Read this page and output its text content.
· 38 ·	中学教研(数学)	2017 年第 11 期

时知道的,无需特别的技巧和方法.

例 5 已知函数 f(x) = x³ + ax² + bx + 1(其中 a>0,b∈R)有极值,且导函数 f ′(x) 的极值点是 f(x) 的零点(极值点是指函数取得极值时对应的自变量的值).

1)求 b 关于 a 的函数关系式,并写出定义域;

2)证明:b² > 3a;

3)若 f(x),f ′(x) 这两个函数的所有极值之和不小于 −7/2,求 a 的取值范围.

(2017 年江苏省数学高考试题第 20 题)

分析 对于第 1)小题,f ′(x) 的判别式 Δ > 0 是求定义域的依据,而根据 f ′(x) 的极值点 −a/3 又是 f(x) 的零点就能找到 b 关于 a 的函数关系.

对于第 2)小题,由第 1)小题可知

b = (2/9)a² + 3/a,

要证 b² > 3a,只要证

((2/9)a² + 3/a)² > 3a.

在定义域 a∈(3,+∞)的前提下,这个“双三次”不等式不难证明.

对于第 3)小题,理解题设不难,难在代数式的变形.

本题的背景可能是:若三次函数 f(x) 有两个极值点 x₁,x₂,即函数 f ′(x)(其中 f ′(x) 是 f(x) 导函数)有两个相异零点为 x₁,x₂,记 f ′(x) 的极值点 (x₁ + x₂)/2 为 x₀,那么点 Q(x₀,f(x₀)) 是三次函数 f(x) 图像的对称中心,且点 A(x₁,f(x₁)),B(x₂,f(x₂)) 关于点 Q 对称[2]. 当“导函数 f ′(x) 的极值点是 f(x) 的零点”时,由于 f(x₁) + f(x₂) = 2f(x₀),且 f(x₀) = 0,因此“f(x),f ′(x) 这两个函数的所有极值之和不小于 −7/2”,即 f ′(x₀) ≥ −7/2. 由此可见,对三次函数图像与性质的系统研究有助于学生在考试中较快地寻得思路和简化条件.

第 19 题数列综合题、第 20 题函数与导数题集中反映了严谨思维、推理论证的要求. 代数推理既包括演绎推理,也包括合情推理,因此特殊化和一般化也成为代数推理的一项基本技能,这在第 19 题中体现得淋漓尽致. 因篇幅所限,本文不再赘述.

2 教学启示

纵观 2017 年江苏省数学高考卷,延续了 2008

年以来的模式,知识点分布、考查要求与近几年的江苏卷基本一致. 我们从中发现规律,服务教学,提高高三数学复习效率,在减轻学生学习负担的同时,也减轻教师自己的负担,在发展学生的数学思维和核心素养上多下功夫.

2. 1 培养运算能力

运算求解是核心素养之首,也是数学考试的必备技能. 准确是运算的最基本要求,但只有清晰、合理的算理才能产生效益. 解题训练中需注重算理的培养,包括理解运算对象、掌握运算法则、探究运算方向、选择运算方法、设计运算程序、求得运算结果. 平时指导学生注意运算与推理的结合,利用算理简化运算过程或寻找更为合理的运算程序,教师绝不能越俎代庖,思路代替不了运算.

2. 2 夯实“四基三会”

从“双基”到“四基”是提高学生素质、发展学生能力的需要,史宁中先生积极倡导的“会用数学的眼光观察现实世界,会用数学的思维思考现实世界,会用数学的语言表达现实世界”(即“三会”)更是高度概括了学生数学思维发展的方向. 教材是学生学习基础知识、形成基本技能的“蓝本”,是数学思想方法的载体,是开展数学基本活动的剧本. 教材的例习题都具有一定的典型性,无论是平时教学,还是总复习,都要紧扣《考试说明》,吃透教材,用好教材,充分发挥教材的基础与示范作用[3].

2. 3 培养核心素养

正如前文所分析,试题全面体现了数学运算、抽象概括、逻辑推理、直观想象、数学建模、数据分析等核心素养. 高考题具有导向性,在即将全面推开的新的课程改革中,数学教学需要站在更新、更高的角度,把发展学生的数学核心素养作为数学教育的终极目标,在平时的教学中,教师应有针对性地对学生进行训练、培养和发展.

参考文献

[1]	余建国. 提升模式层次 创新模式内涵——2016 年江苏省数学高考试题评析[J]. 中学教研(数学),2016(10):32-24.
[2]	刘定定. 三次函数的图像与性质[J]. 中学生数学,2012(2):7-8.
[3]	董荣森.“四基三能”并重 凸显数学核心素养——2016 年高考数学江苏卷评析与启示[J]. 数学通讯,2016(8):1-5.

The task
Copy all lines of the material above where the string "中学教研" occurs.

Response
· 38 ·	中学教研(数学)	2017 年第 11 期
[1]	余建国. 提升模式层次 创新模式内涵——2016 年江苏省数学高考试题评析[J]. 中学教研(数学),2016(10):32-24.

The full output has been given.